▸ **SHORT PROBLEM**
Reproduce the listing word for word from its start through the line containing "Text: 4) Brothers", including both ends. Leave out the pictures.

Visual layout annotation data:
——
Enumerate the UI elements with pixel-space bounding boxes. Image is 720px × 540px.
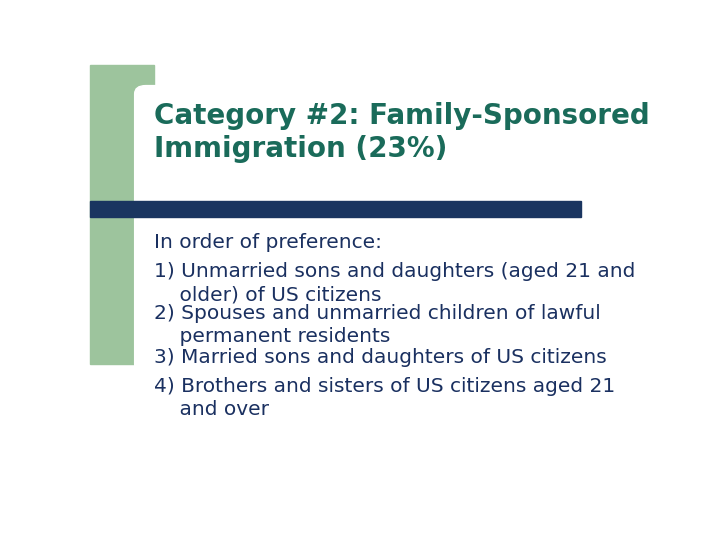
Text: In order of preference:: In order of preference: bbox=[154, 233, 382, 252]
Text: 1) Unmarried sons and daughters (aged 21 and
    older) of US citizens: 1) Unmarried sons and daughters (aged 21… bbox=[154, 262, 636, 304]
FancyBboxPatch shape bbox=[135, 85, 648, 373]
Text: Category #2: Family-Sponsored
Immigration (23%): Category #2: Family-Sponsored Immigratio… bbox=[154, 102, 650, 163]
Text: 4) Brothers and sisters of US citizens aged 21
    and over: 4) Brothers and sisters of US citizens a… bbox=[154, 377, 616, 419]
Text: 2) Spouses and unmarried children of lawful
    permanent residents: 2) Spouses and unmarried children of law… bbox=[154, 304, 601, 346]
Bar bbox=[90, 65, 154, 364]
Text: 3) Married sons and daughters of US citizens: 3) Married sons and daughters of US citi… bbox=[154, 348, 607, 367]
Bar bbox=[90, 201, 581, 217]
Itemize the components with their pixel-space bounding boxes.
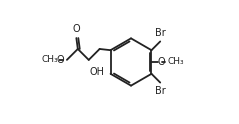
——
▸ **FULL RESPONSE**
Enumerate the UI elements with pixel-space bounding boxes. Image is 720px × 540px.
Text: In order of preference:: In order of preference: bbox=[154, 233, 382, 252]
Text: 1) Unmarried sons and daughters (aged 21 and
    older) of US citizens: 1) Unmarried sons and daughters (aged 21… bbox=[154, 262, 636, 304]
FancyBboxPatch shape bbox=[135, 85, 648, 373]
Text: Category #2: Family-Sponsored
Immigration (23%): Category #2: Family-Sponsored Immigratio… bbox=[154, 102, 650, 163]
Text: 4) Brothers and sisters of US citizens aged 21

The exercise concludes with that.